[A block of data]
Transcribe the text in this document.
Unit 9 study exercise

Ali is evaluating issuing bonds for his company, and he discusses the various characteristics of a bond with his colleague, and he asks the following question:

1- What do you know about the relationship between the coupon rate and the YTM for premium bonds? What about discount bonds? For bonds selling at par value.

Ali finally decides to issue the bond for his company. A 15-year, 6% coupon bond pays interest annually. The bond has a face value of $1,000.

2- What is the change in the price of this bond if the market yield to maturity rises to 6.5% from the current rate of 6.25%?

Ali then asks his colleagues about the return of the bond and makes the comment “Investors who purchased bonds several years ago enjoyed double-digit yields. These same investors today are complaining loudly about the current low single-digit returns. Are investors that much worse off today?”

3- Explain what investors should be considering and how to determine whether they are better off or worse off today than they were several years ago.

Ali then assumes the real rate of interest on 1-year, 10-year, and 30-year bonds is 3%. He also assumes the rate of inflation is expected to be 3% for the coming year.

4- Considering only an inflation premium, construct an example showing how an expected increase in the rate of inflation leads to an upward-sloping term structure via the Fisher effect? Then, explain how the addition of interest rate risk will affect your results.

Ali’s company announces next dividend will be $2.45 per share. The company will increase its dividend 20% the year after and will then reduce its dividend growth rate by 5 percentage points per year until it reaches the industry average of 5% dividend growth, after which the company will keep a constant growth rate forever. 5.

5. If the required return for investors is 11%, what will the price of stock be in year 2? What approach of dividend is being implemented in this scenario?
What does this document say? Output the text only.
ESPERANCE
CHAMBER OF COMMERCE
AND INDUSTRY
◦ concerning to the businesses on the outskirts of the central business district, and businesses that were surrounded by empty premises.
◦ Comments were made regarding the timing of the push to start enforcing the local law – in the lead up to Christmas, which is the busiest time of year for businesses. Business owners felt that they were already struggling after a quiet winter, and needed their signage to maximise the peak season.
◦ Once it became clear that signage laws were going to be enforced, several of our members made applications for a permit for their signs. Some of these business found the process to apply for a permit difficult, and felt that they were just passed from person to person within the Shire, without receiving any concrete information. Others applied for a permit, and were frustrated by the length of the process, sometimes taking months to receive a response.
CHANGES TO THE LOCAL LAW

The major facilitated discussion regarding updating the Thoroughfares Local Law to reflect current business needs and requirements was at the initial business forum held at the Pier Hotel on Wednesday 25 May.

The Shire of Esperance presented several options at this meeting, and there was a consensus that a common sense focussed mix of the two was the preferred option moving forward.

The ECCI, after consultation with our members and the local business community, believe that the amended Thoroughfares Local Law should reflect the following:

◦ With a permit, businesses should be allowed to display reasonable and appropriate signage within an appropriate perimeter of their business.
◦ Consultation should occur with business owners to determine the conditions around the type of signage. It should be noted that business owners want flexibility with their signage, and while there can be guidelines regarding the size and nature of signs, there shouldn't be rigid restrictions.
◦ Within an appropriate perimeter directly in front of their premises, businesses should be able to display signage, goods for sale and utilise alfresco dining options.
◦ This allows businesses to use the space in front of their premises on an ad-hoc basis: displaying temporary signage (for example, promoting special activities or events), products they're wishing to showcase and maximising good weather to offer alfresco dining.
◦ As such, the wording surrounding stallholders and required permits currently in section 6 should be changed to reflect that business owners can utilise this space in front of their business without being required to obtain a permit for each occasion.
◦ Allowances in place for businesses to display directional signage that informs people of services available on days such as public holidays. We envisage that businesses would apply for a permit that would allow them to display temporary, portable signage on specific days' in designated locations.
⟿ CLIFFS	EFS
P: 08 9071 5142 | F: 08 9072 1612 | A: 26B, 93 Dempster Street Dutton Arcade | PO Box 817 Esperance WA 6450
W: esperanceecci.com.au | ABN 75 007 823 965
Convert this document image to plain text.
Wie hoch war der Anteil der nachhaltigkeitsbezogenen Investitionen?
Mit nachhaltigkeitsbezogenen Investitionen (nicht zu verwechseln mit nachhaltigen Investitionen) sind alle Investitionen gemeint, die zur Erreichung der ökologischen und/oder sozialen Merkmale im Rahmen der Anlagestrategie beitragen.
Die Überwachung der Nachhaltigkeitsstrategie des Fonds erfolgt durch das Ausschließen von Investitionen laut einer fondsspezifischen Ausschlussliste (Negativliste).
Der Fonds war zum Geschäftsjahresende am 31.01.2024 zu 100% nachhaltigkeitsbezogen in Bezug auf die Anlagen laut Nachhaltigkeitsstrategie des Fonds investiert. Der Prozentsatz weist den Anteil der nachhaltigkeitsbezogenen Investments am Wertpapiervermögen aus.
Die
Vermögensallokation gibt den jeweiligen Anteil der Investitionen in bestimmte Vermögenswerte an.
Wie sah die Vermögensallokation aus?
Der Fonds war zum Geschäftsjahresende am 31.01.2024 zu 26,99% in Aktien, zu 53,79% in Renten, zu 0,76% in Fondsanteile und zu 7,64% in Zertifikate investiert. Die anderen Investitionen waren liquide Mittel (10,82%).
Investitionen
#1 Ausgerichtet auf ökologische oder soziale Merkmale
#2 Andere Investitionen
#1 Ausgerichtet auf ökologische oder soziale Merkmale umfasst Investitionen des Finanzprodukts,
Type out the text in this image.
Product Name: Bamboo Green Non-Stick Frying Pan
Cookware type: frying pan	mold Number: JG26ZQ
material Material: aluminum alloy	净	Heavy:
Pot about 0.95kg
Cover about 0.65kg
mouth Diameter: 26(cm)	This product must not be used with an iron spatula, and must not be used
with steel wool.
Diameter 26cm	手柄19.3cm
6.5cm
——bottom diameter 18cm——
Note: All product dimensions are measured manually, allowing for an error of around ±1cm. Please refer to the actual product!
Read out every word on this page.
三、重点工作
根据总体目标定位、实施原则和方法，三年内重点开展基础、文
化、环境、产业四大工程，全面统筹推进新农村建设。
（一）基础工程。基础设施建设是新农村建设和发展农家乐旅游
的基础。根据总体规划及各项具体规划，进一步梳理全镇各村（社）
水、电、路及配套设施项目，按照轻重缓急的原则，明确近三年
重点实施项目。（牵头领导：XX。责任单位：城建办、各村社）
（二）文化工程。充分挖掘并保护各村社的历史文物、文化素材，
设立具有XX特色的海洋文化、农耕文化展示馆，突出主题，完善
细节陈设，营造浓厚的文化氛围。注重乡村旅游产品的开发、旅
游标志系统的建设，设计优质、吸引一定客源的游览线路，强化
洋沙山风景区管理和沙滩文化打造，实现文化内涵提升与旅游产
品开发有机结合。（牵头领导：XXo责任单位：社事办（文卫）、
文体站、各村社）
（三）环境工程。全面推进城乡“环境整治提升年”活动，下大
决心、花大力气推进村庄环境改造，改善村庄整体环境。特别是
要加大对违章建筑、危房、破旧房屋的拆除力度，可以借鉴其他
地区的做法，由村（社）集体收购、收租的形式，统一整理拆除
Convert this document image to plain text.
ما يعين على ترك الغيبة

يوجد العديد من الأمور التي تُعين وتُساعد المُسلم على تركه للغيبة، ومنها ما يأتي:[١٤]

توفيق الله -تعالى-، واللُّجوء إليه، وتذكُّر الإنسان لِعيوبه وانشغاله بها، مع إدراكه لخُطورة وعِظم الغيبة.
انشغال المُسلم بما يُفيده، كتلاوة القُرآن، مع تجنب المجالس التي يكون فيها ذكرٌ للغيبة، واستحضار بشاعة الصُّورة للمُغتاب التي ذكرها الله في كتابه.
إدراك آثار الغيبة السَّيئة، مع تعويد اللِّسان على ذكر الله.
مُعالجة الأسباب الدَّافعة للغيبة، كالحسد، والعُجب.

AIM OF THE EXERCISE:
Return every line exactly.

RESULT OF THE EXERCISE:
Transcribe the text in this document.
Unit 9 study exercise

Ali is evaluating issuing bonds for his company, and he discusses the various characteristics of a bond with his colleague, and he asks the following question:

1- What do you know about the relationship between the coupon rate and the YTM for premium bonds? What about discount bonds? For bonds selling at par value.

Ali finally decides to issue the bond for his company. A 15-year, 6% coupon bond pays interest annually. The bond has a face value of $1,000.

2- What is the change in the price of this bond if the market yield to maturity rises to 6.5% from the current rate of 6.25%?

Ali then asks his colleagues about the return of the bond and makes the comment “Investors who purchased bonds several years ago enjoyed double-digit yields. These same investors today are complaining loudly about the current low single-digit returns. Are investors that much worse off today?”

3- Explain what investors should be considering and how to determine whether they are better off or worse off today than they were several years ago.

Ali then assumes the real rate of interest on 1-year, 10-year, and 30-year bonds is 3%. He also assumes the rate of inflation is expected to be 3% for the coming year.

4- Considering only an inflation premium, construct an example showing how an expected increase in the rate of inflation leads to an upward-sloping term structure via the Fisher effect? Then, explain how the addition of interest rate risk will affect your results.

Ali’s company announces next dividend will be $2.45 per share. The company will increase its dividend 20% the year after and will then reduce its dividend growth rate by 5 percentage points per year until it reaches the industry average of 5% dividend growth, after which the company will keep a constant growth rate forever. 5.

5. If the required return for investors is 11%, what will the price of stock be in year 2? What approach of dividend is being implemented in this scenario?
What does this document say? Output the text only.
ESPERANCE
CHAMBER OF COMMERCE
AND INDUSTRY
◦ concerning to the businesses on the outskirts of the central business district, and businesses that were surrounded by empty premises.
◦ Comments were made regarding the timing of the push to start enforcing the local law – in the lead up to Christmas, which is the busiest time of year for businesses. Business owners felt that they were already struggling after a quiet winter, and needed their signage to maximise the peak season.
◦ Once it became clear that signage laws were going to be enforced, several of our members made applications for a permit for their signs. Some of these business found the process to apply for a permit difficult, and felt that they were just passed from person to person within the Shire, without receiving any concrete information. Others applied for a permit, and were frustrated by the length of the process, sometimes taking months to receive a response.
CHANGES TO THE LOCAL LAW

The major facilitated discussion regarding updating the Thoroughfares Local Law to reflect current business needs and requirements was at the initial business forum held at the Pier Hotel on Wednesday 25 May.

The Shire of Esperance presented several options at this meeting, and there was a consensus that a common sense focussed mix of the two was the preferred option moving forward.

The ECCI, after consultation with our members and the local business community, believe that the amended Thoroughfares Local Law should reflect the following:

◦ With a permit, businesses should be allowed to display reasonable and appropriate signage within an appropriate perimeter of their business.
◦ Consultation should occur with business owners to determine the conditions around the type of signage. It should be noted that business owners want flexibility with their signage, and while there can be guidelines regarding the size and nature of signs, there shouldn't be rigid restrictions.
◦ Within an appropriate perimeter directly in front of their premises, businesses should be able to display signage, goods for sale and utilise alfresco dining options.
◦ This allows businesses to use the space in front of their premises on an ad-hoc basis: displaying temporary signage (for example, promoting special activities or events), products they're wishing to showcase and maximising good weather to offer alfresco dining.
◦ As such, the wording surrounding stallholders and required permits currently in section 6 should be changed to reflect that business owners can utilise this space in front of their business without being required to obtain a permit for each occasion.
◦ Allowances in place for businesses to display directional signage that informs people of services available on days such as public holidays. We envisage that businesses would apply for a permit that would allow them to display temporary, portable signage on specific days' in designated locations.
⟿ CLIFFS	EFS
P: 08 9071 5142 | F: 08 9072 1612 | A: 26B, 93 Dempster Street Dutton Arcade | PO Box 817 Esperance WA 6450
W: esperanceecci.com.au | ABN 75 007 823 965
Convert this document image to plain text.
Wie hoch war der Anteil der nachhaltigkeitsbezogenen Investitionen?
Mit nachhaltigkeitsbezogenen Investitionen (nicht zu verwechseln mit nachhaltigen Investitionen) sind alle Investitionen gemeint, die zur Erreichung der ökologischen und/oder sozialen Merkmale im Rahmen der Anlagestrategie beitragen.
Die Überwachung der Nachhaltigkeitsstrategie des Fonds erfolgt durch das Ausschließen von Investitionen laut einer fondsspezifischen Ausschlussliste (Negativliste).
Der Fonds war zum Geschäftsjahresende am 31.01.2024 zu 100% nachhaltigkeitsbezogen in Bezug auf die Anlagen laut Nachhaltigkeitsstrategie des Fonds investiert. Der Prozentsatz weist den Anteil der nachhaltigkeitsbezogenen Investments am Wertpapiervermögen aus.
Die
Vermögensallokation gibt den jeweiligen Anteil der Investitionen in bestimmte Vermögenswerte an.
Wie sah die Vermögensallokation aus?
Der Fonds war zum Geschäftsjahresende am 31.01.2024 zu 26,99% in Aktien, zu 53,79% in Renten, zu 0,76% in Fondsanteile und zu 7,64% in Zertifikate investiert. Die anderen Investitionen waren liquide Mittel (10,82%).
Investitionen
#1 Ausgerichtet auf ökologische oder soziale Merkmale
#2 Andere Investitionen
#1 Ausgerichtet auf ökologische oder soziale Merkmale umfasst Investitionen des Finanzprodukts,
Type out the text in this image.
Product Name: Bamboo Green Non-Stick Frying Pan
Cookware type: frying pan	mold Number: JG26ZQ
material Material: aluminum alloy	净	Heavy:
Pot about 0.95kg
Cover about 0.65kg
mouth Diameter: 26(cm)	This product must not be used with an iron spatula, and must not be used
with steel wool.
Diameter 26cm	手柄19.3cm
6.5cm
——bottom diameter 18cm——
Note: All product dimensions are measured manually, allowing for an error of around ±1cm. Please refer to the actual product!
Read out every word on this page.
三、重点工作
根据总体目标定位、实施原则和方法，三年内重点开展基础、文
化、环境、产业四大工程，全面统筹推进新农村建设。
（一）基础工程。基础设施建设是新农村建设和发展农家乐旅游
的基础。根据总体规划及各项具体规划，进一步梳理全镇各村（社）
水、电、路及配套设施项目，按照轻重缓急的原则，明确近三年
重点实施项目。（牵头领导：XX。责任单位：城建办、各村社）
（二）文化工程。充分挖掘并保护各村社的历史文物、文化素材，
设立具有XX特色的海洋文化、农耕文化展示馆，突出主题，完善
细节陈设，营造浓厚的文化氛围。注重乡村旅游产品的开发、旅
游标志系统的建设，设计优质、吸引一定客源的游览线路，强化
洋沙山风景区管理和沙滩文化打造，实现文化内涵提升与旅游产
品开发有机结合。（牵头领导：XXo责任单位：社事办（文卫）、
文体站、各村社）
（三）环境工程。全面推进城乡“环境整治提升年”活动，下大
决心、花大力气推进村庄环境改造，改善村庄整体环境。特别是
要加大对违章建筑、危房、破旧房屋的拆除力度，可以借鉴其他
地区的做法，由村（社）集体收购、收租的形式，统一整理拆除
Convert this document image to plain text.
ما يعين على ترك الغيبة

يوجد العديد من الأمور التي تُعين وتُساعد المُسلم على تركه للغيبة، ومنها ما يأتي:[١٤]

توفيق الله -تعالى-، واللُّجوء إليه، وتذكُّر الإنسان لِعيوبه وانشغاله بها، مع إدراكه لخُطورة وعِظم الغيبة.
انشغال المُسلم بما يُفيده، كتلاوة القُرآن، مع تجنب المجالس التي يكون فيها ذكرٌ للغيبة، واستحضار بشاعة الصُّورة للمُغتاب التي ذكرها الله في كتابه.
إدراك آثار الغيبة السَّيئة، مع تعويد اللِّسان على ذكر الله.
مُعالجة الأسباب الدَّافعة للغيبة، كالحسد، والعُجب.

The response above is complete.